Directions:
• A. In the math thread below, which equations in Answer 1 have 0 on the right-hand side? List them all.
• B. Answer these about the math thread below, one per line:
(i) Which two numbers does Answer 1 arrive at?
(ii) What value does Answer 2 find for xy?
(iii) What method does Answer 2 say could be used because the sum of the numbers is quite small?

Quoted passage:
Question

The sum of two numbers is 7 and the sum of their cubes is 133 find the sum of their squares.

Answer 1

Let one number is x and other is (7-x)


$x {}^{3} + (7 - x {}^{} ) {}^{3} = 133$

$(x + 7 - x)(x {}^{2} + (7 - x) {}^{2} - x(7 - x)) = 133$
$7(x {}^{2} + 49 + x {}^{2} - 14x - 7x + x {}^{2} ) = 133$

$7(3x {}^{2} - 21x + 49) = 133$


$21x {}^{2} - 147x + 343 = 133$

$21x {}^{2} - 147x + 210 = 0$

Take 21 common...

$x {}^{2} - 7x + 10 = 0$

$x {}^{2} - 5x - 2x + 10 = 0$

$x(x - 5) - 2(x - 5) = 0$

$(x - 2)(x - 5) = 0$

$x = 2 \: \: and \: 5$

Hence no. are 2 and 5

Sum of their squares are

$2 {}^{2} + 5 {}^{2}$

$4 + 25 = 29$

$no \: is \: 29$


Thanks

Answer 2

$x + y = 7 \\ {x}^{3} + {y}^{3} = 133$
Since the sum of the numbers is quite small, you can use the hit and trial method to get the answers as 2 and 5. But for subjective purposes, here is the solution
${x}^{3} + {y}^{3} = (x + y)( {x}^{2} + {y}^{2} - xy) \\133 = 7( {x}^{2} + {y}^{2} - xy) \\ 19 = {x}^{2} + {y}^{2} - xy \\ {x}^{2} + {y}^{2} = 19 + xy$
Now consider this
$x + y = 7 \\ {x}^{2} + {y}^{2} + 2xy = 49 \\ {x}^{2} + {y}^{2} = 49 - 2xy \\ 49 - 2xy = 19 + xy \\ 3xy = 30 \\ xy = 10$
Put this is any of the two equations to get
${x}^{2} + {y}^{2} = 19 + xy \\ {x}^{2} + {y}^{2} = 19 + 10 \\ {x}^{2} + {y}^{2} = 29$
Or you can see that 10 can only be factored as 5 × 2 and therefore the only possible answers are 5 and 2!!!

Please give brainliest answer as I want to level up!!!

Records supplied:

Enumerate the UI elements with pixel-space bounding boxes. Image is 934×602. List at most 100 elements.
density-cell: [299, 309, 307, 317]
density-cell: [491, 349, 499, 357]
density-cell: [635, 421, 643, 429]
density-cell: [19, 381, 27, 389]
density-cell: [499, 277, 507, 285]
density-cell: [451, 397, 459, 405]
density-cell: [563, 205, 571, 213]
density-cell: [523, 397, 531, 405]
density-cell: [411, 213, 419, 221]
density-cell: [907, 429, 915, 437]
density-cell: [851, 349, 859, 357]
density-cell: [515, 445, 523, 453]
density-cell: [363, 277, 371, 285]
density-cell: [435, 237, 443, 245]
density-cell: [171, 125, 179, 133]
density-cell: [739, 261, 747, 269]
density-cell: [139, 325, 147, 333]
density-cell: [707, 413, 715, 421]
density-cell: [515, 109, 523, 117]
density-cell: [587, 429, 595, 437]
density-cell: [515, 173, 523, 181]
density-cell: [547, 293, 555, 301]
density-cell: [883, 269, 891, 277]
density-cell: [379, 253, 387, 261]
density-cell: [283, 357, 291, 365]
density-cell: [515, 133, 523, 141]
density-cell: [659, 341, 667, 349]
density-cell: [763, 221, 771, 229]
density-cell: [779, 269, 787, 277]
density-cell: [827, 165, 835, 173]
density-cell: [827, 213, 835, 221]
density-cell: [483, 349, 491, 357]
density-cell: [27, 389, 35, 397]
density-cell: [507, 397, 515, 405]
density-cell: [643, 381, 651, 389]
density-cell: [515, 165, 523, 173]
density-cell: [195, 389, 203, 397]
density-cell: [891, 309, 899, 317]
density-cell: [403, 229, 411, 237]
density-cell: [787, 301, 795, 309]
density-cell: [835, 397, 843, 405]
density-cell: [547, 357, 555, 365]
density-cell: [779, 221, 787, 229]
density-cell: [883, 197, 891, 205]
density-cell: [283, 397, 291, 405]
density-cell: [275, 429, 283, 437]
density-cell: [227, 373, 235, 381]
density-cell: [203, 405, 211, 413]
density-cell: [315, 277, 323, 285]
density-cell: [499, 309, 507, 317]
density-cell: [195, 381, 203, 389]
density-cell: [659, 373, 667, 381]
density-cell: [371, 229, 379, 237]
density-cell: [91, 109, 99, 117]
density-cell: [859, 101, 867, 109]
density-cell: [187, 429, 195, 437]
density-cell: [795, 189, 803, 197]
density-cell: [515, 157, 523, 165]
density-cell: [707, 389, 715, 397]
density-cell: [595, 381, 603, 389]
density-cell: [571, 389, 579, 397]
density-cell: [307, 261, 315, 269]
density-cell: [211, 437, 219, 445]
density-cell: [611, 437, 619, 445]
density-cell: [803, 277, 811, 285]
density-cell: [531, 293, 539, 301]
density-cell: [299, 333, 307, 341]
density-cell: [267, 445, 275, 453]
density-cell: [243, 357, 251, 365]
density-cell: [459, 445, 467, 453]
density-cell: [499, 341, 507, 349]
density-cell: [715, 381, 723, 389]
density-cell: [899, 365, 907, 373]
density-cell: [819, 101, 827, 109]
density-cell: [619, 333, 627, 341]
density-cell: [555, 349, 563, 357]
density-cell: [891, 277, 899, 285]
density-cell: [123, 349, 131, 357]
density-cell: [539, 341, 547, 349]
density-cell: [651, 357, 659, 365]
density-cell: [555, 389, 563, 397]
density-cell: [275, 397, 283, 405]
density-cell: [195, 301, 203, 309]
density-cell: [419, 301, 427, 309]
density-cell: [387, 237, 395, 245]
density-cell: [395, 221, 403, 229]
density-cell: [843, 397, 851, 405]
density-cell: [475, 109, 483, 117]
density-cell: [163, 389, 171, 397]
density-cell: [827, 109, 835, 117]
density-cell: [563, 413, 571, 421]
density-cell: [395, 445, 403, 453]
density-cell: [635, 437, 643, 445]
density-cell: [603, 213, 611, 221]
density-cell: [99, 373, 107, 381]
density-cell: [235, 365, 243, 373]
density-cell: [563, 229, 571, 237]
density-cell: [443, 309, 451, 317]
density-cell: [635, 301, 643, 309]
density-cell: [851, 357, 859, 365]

Responses per task:
• A.
21x² − 147x + 210 = 0
x² − 7x + 10 = 0
x² − 5x − 2x + 10 = 0
x(x − 5) − 2(x − 5) = 0
(x − 2)(x − 5) = 0

• B.
(i) 2 and 5
(ii) 10
(iii) The hit and trial method